## WHAT YOU SHOULD DO
Format all the entries below as a Markdown table with two columns, Row and Line. Number each row, put each line in its own row, and leave out blank lines.

## EXCERPTED DATA
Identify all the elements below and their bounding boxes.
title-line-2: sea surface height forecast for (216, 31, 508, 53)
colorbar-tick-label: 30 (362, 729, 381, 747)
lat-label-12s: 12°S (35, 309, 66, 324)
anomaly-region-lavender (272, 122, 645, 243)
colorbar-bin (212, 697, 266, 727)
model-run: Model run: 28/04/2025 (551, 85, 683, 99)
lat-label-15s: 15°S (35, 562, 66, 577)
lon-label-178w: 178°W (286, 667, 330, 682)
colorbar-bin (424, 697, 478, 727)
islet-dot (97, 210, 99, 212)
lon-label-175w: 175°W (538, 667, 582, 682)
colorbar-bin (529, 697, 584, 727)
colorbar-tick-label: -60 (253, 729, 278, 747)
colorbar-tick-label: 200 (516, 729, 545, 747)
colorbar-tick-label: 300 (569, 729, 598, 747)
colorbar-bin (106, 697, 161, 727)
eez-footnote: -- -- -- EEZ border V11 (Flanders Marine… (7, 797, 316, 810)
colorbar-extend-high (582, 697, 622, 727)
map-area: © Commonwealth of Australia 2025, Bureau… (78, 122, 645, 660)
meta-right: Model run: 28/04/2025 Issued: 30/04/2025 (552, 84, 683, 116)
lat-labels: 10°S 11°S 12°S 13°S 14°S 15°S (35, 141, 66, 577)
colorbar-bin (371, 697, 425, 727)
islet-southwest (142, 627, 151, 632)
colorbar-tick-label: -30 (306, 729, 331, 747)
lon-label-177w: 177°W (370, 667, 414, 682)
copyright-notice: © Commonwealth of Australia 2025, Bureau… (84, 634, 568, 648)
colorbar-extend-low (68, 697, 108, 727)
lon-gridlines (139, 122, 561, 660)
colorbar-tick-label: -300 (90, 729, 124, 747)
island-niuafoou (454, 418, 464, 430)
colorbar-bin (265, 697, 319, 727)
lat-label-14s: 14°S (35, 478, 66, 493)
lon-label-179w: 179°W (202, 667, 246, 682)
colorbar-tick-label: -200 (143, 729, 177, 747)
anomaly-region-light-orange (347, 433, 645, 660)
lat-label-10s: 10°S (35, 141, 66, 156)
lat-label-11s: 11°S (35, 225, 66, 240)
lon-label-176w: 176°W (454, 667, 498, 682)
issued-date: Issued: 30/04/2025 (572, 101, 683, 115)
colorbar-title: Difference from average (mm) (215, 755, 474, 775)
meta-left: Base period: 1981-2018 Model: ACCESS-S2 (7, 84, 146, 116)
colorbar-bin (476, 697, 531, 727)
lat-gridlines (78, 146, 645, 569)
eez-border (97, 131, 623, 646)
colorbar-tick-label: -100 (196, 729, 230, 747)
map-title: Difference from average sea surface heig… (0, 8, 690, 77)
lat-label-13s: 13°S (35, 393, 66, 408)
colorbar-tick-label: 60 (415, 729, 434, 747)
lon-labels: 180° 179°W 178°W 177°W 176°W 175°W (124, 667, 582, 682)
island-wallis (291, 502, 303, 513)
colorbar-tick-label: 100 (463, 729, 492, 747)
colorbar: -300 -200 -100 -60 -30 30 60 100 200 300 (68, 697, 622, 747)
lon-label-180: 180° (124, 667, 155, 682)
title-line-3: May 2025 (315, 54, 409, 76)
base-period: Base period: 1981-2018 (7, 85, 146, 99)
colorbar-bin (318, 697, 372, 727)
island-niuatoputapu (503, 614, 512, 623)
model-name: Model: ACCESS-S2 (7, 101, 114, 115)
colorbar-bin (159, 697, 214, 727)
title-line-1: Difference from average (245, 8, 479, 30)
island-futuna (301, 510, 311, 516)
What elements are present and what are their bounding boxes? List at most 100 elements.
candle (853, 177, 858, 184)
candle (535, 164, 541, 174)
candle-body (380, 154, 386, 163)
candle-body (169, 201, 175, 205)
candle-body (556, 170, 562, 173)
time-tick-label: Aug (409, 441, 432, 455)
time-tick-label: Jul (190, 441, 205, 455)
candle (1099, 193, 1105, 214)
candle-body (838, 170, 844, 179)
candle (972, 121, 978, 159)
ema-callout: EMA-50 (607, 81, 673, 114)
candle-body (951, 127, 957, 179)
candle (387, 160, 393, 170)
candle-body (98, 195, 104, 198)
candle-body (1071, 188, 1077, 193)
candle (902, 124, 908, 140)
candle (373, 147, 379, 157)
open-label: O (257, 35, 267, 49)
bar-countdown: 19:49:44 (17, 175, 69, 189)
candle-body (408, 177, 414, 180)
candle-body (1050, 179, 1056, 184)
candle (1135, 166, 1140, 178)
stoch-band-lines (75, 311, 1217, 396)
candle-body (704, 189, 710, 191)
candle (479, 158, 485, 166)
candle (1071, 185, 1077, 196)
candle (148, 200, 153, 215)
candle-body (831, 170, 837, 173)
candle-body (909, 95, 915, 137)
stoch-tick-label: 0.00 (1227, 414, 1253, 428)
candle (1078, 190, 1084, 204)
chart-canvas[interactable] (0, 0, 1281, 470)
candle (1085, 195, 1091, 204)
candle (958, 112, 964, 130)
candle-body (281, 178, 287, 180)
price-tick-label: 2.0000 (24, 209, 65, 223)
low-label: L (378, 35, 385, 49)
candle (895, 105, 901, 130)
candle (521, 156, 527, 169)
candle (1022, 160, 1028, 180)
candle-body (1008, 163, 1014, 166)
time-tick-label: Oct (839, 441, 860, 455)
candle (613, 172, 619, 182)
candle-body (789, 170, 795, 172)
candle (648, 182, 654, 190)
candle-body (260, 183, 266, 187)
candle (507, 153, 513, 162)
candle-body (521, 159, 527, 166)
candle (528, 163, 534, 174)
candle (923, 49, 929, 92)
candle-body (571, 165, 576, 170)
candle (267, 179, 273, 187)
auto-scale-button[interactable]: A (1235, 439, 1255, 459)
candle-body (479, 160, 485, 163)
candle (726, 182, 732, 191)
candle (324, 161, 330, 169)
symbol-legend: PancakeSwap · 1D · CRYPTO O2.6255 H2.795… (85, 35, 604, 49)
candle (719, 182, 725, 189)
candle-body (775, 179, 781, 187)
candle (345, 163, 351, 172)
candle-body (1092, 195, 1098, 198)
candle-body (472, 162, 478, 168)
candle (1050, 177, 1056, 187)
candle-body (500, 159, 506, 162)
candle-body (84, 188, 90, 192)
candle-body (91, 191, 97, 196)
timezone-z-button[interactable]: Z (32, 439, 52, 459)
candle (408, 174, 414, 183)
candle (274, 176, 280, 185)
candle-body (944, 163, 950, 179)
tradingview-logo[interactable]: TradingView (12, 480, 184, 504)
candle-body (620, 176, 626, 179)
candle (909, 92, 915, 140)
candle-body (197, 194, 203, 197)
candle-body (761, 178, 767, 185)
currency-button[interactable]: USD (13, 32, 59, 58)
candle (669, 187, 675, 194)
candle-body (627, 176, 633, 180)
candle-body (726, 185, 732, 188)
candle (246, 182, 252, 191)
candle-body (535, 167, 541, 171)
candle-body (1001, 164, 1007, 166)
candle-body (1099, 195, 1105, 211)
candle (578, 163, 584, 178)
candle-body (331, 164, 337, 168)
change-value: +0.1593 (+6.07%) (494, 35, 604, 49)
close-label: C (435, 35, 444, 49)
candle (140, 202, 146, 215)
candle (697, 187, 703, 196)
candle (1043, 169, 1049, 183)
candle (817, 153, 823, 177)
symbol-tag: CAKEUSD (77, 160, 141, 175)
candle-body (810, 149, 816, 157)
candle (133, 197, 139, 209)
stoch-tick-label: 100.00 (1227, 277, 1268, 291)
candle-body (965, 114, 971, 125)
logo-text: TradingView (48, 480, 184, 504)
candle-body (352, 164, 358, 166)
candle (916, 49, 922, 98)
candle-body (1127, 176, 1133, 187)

## THE RESULT
| Row | Line |
|---|---|
| 1 | Identify all the elements below and their bounding boxes. |
| 2 | title-line-2: sea surface height forecast for (216, 31, 508, 53) |
| 3 | colorbar-tick-label: 30 (362, 729, 381, 747) |
| 4 | lat-label-12s: 12°S (35, 309, 66, 324) |
| 5 | anomaly-region-lavender (272, 122, 645, 243) |
| 6 | colorbar-bin (212, 697, 266, 727) |
| 7 | model-run: Model run: 28/04/2025 (551, 85, 683, 99) |
| 8 | lat-label-15s: 15°S (35, 562, 66, 577) |
| 9 | lon-label-178w: 178°W (286, 667, 330, 682) |
| 10 | colorbar-bin (424, 697, 478, 727) |
| 11 | islet-dot (97, 210, 99, 212) |
| 12 | lon-label-175w: 175°W (538, 667, 582, 682) |
| 13 | colorbar-bin (529, 697, 584, 727) |
| 14 | colorbar-tick-label: -60 (253, 729, 278, 747) |
| 15 | colorbar-tick-label: 200 (516, 729, 545, 747) |
| 16 | colorbar-tick-label: 300 (569, 729, 598, 747) |
| 17 | colorbar-bin (106, 697, 161, 727) |
| 18 | eez-footnote: -- -- -- EEZ border V11 (Flanders Marine… (7, 797, 316, 810) |
| 19 | colorbar-extend-high (582, 697, 622, 727) |
| 20 | map-area: © Commonwealth of Australia 2025, Bureau… (78, 122, 645, 660) |
| 21 | meta-right: Model run: 28/04/2025 Issued: 30/04/2025 (552, 84, 683, 116) |
| 22 | lat-labels: 10°S 11°S 12°S 13°S 14°S 15°S (35, 141, 66, 577) |
| 23 | colorbar-bin (371, 697, 425, 727) |
| 24 | islet-southwest (142, 627, 151, 632) |
| 25 | colorbar-tick-label: -30 (306, 729, 331, 747) |
| 26 | lon-label-177w: 177°W (370, 667, 414, 682) |
| 27 | copyright-notice: © Commonwealth of Australia 2025, Bureau… (84, 634, 568, 648) |
| 28 | colorbar-extend-low (68, 697, 108, 727) |
| 29 | lon-gridlines (139, 122, 561, 660) |
| 30 | colorbar-tick-label: -300 (90, 729, 124, 747) |
| 31 | island-niuafoou (454, 418, 464, 430) |
| 32 | colorbar-bin (265, 697, 319, 727) |
| 33 | lat-label-14s: 14°S (35, 478, 66, 493) |
| 34 | lon-label-179w: 179°W (202, 667, 246, 682) |
| 35 | colorbar-tick-label: -200 (143, 729, 177, 747) |
| 36 | anomaly-region-light-orange (347, 433, 645, 660) |
| 37 | lat-label-10s: 10°S (35, 141, 66, 156) |
| 38 | lat-label-11s: 11°S (35, 225, 66, 240) |
| 39 | lon-label-176w: 176°W (454, 667, 498, 682) |
| 40 | issued-date: Issued: 30/04/2025 (572, 101, 683, 115) |
| 41 | colorbar-title: Difference from average (mm) (215, 755, 474, 775) |
| 42 | meta-left: Base period: 1981-2018 Model: ACCESS-S2 (7, 84, 146, 116) |
| 43 | colorbar-bin (476, 697, 531, 727) |
| 44 | lat-gridlines (78, 146, 645, 569) |
| 45 | eez-border (97, 131, 623, 646) |
| 46 | colorbar-tick-label: -100 (196, 729, 230, 747) |
| 47 | map-title: Difference from average sea surface heig… (0, 8, 690, 77) |
| 48 | lat-label-13s: 13°S (35, 393, 66, 408) |
| 49 | colorbar-tick-label: 60 (415, 729, 434, 747) |
| 50 | lon-labels: 180° 179°W 178°W 177°W 176°W 175°W (124, 667, 582, 682) |
| 51 | island-wallis (291, 502, 303, 513) |
| 52 | colorbar-tick-label: 100 (463, 729, 492, 747) |
| 53 | colorbar: -300 -200 -100 -60 -30 30 60 100 200 300 (68, 697, 622, 747) |
| 54 | lon-label-180: 180° (124, 667, 155, 682) |
| 55 | title-line-3: May 2025 (315, 54, 409, 76) |
| 56 | base-period: Base period: 1981-2018 (7, 85, 146, 99) |
| 57 | colorbar-bin (318, 697, 372, 727) |
| 58 | island-niuatoputapu (503, 614, 512, 623) |
| 59 | model-name: Model: ACCESS-S2 (7, 101, 114, 115) |
| 60 | colorbar-bin (159, 697, 214, 727) |
| 61 | title-line-1: Difference from average (245, 8, 479, 30) |
| 62 | island-futuna (301, 510, 311, 516) |
| 63 | What elements are present and what are their bounding boxes? List at most 100 elements. |
| 64 | candle (853, 177, 858, 184) |
| 65 | candle (535, 164, 541, 174) |
| 66 | candle-body (380, 154, 386, 163) |
| 67 | candle-body (169, 201, 175, 205) |
| 68 | candle-body (556, 170, 562, 173) |
| 69 | time-tick-label: Aug (409, 441, 432, 455) |
| 70 | time-tick-label: Jul (190, 441, 205, 455) |
| 71 | candle (1099, 193, 1105, 214) |
| 72 | candle-body (838, 170, 844, 179) |
| 73 | candle (972, 121, 978, 159) |
| 74 | ema-callout: EMA-50 (607, 81, 673, 114) |
| 75 | candle-body (951, 127, 957, 179) |
| 76 | candle (387, 160, 393, 170) |
| 77 | candle-body (98, 195, 104, 198) |
| 78 | candle-body (1071, 188, 1077, 193) |
| 79 | candle (902, 124, 908, 140) |
| 80 | candle (373, 147, 379, 157) |
| 81 | open-label: O (257, 35, 267, 49) |
| 82 | bar-countdown: 19:49:44 (17, 175, 69, 189) |
| 83 | candle-body (408, 177, 414, 180) |
| 84 | candle-body (1050, 179, 1056, 184) |
| 85 | candle (1135, 166, 1140, 178) |
| 86 | stoch-band-lines (75, 311, 1217, 396) |
| 87 | candle-body (704, 189, 710, 191) |
| 88 | candle (479, 158, 485, 166) |
| 89 | candle (1071, 185, 1077, 196) |
| 90 | candle (148, 200, 153, 215) |
| 91 | candle-body (831, 170, 837, 173) |
| 92 | candle-body (909, 95, 915, 137) |
| 93 | stoch-tick-label: 0.00 (1227, 414, 1253, 428) |
| 94 | candle (1078, 190, 1084, 204) |
| 95 | chart-canvas[interactable] (0, 0, 1281, 470) |
| 96 | candle (1085, 195, 1091, 204) |
| 97 | candle (958, 112, 964, 130) |
| 98 | candle-body (281, 178, 287, 180) |
| 99 | price-tick-label: 2.0000 (24, 209, 65, 223) |
| 100 | low-label: L (378, 35, 385, 49) |
| 101 | candle (895, 105, 901, 130) |
| 102 | candle (521, 156, 527, 169) |
| 103 | candle (1022, 160, 1028, 180) |
| 104 | candle-body (1008, 163, 1014, 166) |
| 105 | time-tick-label: Oct (839, 441, 860, 455) |
| 106 | candle (613, 172, 619, 182) |
| 107 | candle-body (789, 170, 795, 172) |
| 108 | candle (648, 182, 654, 190) |
| 109 | candle-body (260, 183, 266, 187) |
| 110 | candle (507, 153, 513, 162) |
| 111 | candle-body (521, 159, 527, 166) |
| 112 | candle (528, 163, 534, 174) |
| 113 | candle (923, 49, 929, 92) |
| 114 | candle-body (571, 165, 576, 170) |
| 115 | candle (267, 179, 273, 187) |
| 116 | auto-scale-button[interactable]: A (1235, 439, 1255, 459) |
| 117 | candle-body (479, 160, 485, 163) |
| 118 | candle (726, 182, 732, 191) |
| 119 | candle (324, 161, 330, 169) |
| 120 | symbol-legend: PancakeSwap · 1D · CRYPTO O2.6255 H2.795… (85, 35, 604, 49) |
| 121 | candle (719, 182, 725, 189) |
| 122 | candle-body (775, 179, 781, 187) |
| 123 | candle (345, 163, 351, 172) |
| 124 | candle-body (1092, 195, 1098, 198) |
| 125 | candle-body (472, 162, 478, 168) |
| 126 | candle (1050, 177, 1056, 187) |
| 127 | candle-body (500, 159, 506, 162) |
| 128 | candle-body (84, 188, 90, 192) |
| 129 | candle-body (91, 191, 97, 196) |
| 130 | timezone-z-button[interactable]: Z (32, 439, 52, 459) |
| 131 | candle (408, 174, 414, 183) |
| 132 | candle (274, 176, 280, 185) |
| 133 | candle-body (944, 163, 950, 179) |
| 134 | tradingview-logo[interactable]: TradingView (12, 480, 184, 504) |
| 135 | candle-body (620, 176, 626, 179) |
| 136 | candle (909, 92, 915, 140) |
| 137 | candle-body (197, 194, 203, 197) |
| 138 | candle-body (761, 178, 767, 185) |
| 139 | currency-button[interactable]: USD (13, 32, 59, 58) |
| 140 | candle (669, 187, 675, 194) |
| 141 | candle-body (627, 176, 633, 180) |
| 142 | candle-body (726, 185, 732, 188) |
| 143 | candle (246, 182, 252, 191) |
| 144 | candle-body (535, 167, 541, 171) |
| 145 | candle-body (1001, 164, 1007, 166) |
| 146 | candle-body (1099, 195, 1105, 211) |
| 147 | candle (578, 163, 584, 178) |
| 148 | candle-body (331, 164, 337, 168) |
| 149 | change-value: +0.1593 (+6.07%) (494, 35, 604, 49) |
| 150 | close-label: C (435, 35, 444, 49) |
| 151 | candle (140, 202, 146, 215) |
| 152 | candle (697, 187, 703, 196) |
| 153 | candle (1043, 169, 1049, 183) |
| 154 | candle (817, 153, 823, 177) |
| 155 | symbol-tag: CAKEUSD (77, 160, 141, 175) |
| 156 | candle-body (810, 149, 816, 157) |
| 157 | candle (133, 197, 139, 209) |
| 158 | stoch-tick-label: 100.00 (1227, 277, 1268, 291) |
| 159 | candle-body (965, 114, 971, 125) |
| 160 | logo-text: TradingView (48, 480, 184, 504) |
| 161 | candle-body (352, 164, 358, 166) |
| 162 | candle (916, 49, 922, 98) |
| 163 | candle-body (1127, 176, 1133, 187) |